--- start Information supplied ---
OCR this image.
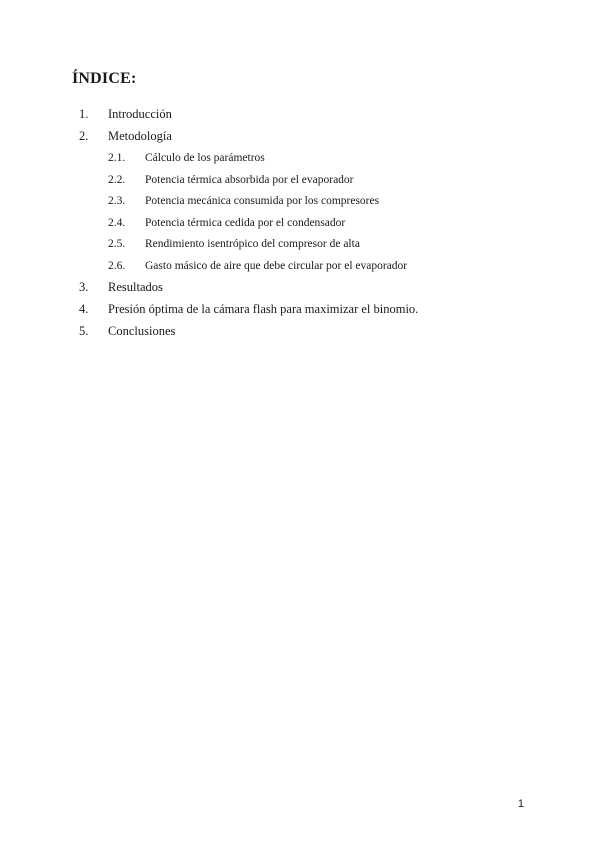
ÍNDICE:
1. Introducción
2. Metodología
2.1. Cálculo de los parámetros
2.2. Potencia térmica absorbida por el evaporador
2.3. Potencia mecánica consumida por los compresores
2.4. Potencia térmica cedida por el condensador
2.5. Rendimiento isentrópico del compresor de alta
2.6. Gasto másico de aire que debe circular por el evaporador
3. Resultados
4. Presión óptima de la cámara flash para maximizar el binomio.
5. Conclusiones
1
--- end Information supplied ---
--- start Information supplied ---
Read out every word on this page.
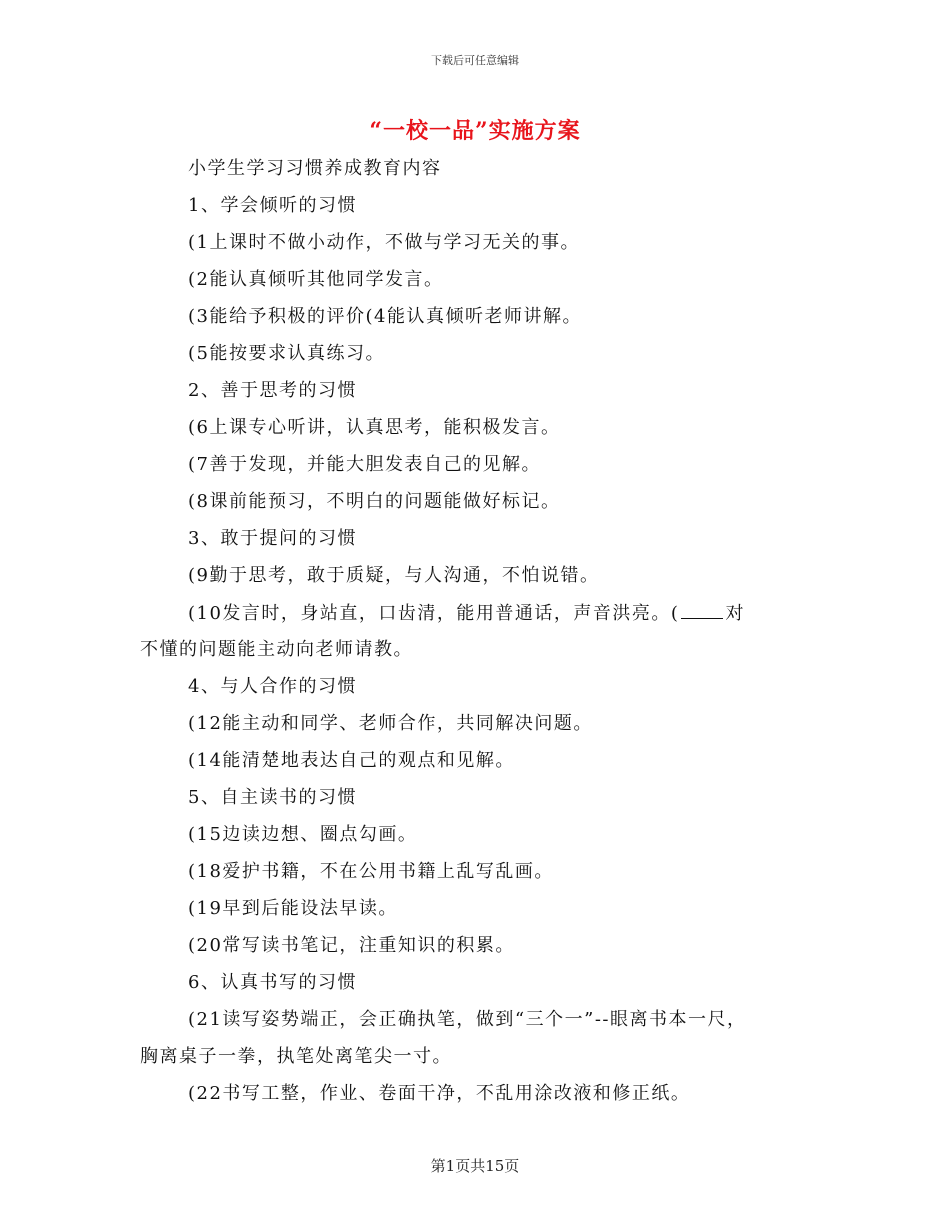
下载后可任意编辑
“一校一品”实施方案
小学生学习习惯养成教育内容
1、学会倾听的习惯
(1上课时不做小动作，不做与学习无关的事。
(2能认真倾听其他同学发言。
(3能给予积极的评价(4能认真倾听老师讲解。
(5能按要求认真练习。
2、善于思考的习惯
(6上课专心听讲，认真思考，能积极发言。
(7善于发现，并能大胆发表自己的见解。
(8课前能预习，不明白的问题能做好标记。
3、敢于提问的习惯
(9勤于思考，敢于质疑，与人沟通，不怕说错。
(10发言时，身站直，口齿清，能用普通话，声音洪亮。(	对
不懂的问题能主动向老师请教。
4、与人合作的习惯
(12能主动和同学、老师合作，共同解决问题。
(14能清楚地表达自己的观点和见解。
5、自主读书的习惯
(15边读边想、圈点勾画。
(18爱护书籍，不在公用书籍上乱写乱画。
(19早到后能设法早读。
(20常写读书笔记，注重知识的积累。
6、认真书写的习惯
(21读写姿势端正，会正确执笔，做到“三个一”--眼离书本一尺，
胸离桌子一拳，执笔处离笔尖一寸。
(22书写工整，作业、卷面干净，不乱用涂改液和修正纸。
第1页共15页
--- end Information supplied ---
Work instructions: Return every line holding the word "this" from the records.

Answer:
OCR this image.
Read out every word on this page.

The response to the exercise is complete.